** Start **
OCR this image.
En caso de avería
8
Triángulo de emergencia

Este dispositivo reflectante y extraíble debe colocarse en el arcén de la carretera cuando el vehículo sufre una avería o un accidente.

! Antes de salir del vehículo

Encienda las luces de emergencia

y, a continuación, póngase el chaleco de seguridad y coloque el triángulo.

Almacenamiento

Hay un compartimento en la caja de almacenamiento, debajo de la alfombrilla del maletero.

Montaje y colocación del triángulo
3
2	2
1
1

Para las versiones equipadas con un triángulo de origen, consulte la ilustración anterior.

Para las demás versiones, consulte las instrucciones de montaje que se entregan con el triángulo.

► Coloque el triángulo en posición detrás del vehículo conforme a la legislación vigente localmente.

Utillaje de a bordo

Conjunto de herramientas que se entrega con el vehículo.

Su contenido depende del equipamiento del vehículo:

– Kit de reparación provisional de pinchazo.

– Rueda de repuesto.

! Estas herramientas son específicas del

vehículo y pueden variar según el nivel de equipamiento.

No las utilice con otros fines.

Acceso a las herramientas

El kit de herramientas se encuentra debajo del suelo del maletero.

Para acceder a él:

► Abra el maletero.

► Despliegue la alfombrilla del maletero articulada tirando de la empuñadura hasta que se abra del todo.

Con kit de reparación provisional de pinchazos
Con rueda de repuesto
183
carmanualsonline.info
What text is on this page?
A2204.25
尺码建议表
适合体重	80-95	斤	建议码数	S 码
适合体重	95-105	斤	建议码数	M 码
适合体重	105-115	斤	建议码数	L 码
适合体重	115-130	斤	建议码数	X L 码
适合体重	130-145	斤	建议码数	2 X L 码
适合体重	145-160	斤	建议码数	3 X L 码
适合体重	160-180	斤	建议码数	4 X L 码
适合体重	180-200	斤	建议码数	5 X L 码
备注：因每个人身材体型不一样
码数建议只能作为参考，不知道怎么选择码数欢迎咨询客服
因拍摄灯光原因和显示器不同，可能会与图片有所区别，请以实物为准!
** End **
__INSTRUCTION__.
Starting at the line that contains "What text is on this page?", quote each remaining line of the entries above, unchanged.

__OUTPUT FOR THIS EXERCISE__.
What text is on this page?
A2204.25
尺码建议表
适合体重	80-95	斤	建议码数	S 码
适合体重	95-105	斤	建议码数	M 码
适合体重	105-115	斤	建议码数	L 码
适合体重	115-130	斤	建议码数	X L 码
适合体重	130-145	斤	建议码数	2 X L 码
适合体重	145-160	斤	建议码数	3 X L 码
适合体重	160-180	斤	建议码数	4 X L 码
适合体重	180-200	斤	建议码数	5 X L 码
备注：因每个人身材体型不一样
码数建议只能作为参考，不知道怎么选择码数欢迎咨询客服
因拍摄灯光原因和显示器不同，可能会与图片有所区别，请以实物为准!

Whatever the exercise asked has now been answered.